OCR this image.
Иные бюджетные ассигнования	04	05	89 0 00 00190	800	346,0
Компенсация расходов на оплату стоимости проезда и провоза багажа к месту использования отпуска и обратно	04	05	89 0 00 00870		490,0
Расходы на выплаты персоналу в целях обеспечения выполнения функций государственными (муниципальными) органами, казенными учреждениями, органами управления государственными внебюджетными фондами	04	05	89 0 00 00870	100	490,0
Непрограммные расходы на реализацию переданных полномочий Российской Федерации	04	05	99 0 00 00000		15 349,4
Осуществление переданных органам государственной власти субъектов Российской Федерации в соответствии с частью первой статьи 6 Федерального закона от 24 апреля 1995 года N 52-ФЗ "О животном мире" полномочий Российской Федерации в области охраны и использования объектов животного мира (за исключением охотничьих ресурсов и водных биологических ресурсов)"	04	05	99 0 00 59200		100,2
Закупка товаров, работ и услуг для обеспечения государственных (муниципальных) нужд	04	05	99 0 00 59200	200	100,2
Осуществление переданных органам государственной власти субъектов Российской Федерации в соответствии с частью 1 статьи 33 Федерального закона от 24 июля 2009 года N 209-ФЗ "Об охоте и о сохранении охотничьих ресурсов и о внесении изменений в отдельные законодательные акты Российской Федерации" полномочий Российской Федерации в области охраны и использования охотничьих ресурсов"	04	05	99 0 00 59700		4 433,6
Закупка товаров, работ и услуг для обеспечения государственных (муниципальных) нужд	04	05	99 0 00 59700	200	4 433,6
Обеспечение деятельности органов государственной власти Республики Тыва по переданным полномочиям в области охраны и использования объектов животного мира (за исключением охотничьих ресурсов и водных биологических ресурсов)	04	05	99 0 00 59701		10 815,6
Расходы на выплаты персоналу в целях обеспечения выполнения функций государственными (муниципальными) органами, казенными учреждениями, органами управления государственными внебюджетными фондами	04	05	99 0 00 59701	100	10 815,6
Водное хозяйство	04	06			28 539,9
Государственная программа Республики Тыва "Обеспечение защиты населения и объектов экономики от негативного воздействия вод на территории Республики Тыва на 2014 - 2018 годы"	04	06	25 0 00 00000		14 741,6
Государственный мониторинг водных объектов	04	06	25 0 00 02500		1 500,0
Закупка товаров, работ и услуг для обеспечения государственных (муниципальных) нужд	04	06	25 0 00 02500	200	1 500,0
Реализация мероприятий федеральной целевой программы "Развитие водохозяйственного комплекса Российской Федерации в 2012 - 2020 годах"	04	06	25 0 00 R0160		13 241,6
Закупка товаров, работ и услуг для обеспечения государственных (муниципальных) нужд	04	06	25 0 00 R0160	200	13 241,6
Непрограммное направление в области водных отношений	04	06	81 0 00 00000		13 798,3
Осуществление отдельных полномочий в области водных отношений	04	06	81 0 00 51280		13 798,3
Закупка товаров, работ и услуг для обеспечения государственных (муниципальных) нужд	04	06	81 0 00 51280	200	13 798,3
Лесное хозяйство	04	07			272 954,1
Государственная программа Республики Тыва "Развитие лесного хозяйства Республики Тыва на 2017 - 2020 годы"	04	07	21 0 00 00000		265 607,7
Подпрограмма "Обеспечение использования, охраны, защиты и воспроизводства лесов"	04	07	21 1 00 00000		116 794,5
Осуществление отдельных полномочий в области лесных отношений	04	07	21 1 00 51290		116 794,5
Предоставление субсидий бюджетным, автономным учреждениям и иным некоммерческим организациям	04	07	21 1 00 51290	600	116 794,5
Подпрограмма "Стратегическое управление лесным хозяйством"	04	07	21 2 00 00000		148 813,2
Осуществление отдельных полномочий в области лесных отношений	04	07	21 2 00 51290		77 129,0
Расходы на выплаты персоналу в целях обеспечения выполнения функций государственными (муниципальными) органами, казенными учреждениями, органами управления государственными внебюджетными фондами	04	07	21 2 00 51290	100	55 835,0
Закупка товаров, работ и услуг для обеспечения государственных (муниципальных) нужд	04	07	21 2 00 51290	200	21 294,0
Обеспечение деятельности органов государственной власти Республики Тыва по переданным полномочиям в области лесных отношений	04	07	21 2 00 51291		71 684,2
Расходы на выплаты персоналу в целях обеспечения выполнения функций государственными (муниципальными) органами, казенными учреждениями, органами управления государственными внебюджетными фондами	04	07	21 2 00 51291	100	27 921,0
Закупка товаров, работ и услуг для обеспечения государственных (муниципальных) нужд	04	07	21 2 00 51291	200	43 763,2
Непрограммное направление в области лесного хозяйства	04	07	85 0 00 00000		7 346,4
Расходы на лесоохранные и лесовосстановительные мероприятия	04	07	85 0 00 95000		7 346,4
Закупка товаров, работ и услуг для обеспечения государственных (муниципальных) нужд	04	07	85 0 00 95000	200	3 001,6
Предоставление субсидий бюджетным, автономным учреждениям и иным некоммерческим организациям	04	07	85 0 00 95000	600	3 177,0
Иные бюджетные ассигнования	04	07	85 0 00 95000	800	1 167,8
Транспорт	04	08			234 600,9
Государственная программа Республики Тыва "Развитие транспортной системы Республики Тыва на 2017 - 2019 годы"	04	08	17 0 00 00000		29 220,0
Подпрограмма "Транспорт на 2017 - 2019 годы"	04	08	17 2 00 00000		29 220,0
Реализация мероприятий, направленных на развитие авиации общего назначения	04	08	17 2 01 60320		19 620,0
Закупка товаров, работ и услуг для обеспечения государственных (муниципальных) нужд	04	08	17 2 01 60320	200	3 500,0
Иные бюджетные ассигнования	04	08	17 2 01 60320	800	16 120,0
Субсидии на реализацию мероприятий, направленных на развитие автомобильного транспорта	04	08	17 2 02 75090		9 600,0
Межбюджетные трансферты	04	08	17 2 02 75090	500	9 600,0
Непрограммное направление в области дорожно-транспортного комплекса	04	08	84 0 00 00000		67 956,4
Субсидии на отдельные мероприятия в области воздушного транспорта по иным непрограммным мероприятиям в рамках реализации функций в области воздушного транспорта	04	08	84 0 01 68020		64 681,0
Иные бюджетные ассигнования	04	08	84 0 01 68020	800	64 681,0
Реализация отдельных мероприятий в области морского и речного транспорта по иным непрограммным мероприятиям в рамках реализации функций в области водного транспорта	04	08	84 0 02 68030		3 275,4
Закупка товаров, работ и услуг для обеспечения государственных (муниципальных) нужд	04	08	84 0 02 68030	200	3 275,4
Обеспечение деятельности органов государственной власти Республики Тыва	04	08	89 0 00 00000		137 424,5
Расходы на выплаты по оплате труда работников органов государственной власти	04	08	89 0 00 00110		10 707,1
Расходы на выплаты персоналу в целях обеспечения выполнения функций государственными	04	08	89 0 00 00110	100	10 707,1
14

+===+

> Work instructions: Locate the word "Федерального" in the records and collect each line it appears in.

> Result below:
Осуществление переданных органам государственной власти субъектов Российской Федерации в соответствии с частью первой статьи 6 Федерального закона от 24 апреля 1995 года N 52-ФЗ "О животном мире" полномочий Российской Федерации в области охраны и использования объектов животного мира (за исключением охотничьих ресурсов и водных биологических ресурсов)"	04	05	99 0 00 59200		100,2
Осуществление переданных органам государственной власти субъектов Российской Федерации в соответствии с частью 1 статьи 33 Федерального закона от 24 июля 2009 года N 209-ФЗ "Об охоте и о сохранении охотничьих ресурсов и о внесении изменений в отдельные законодательные акты Российской Федерации" полномочий Российской Федерации в области охраны и использования охотничьих ресурсов"	04	05	99 0 00 59700		4 433,6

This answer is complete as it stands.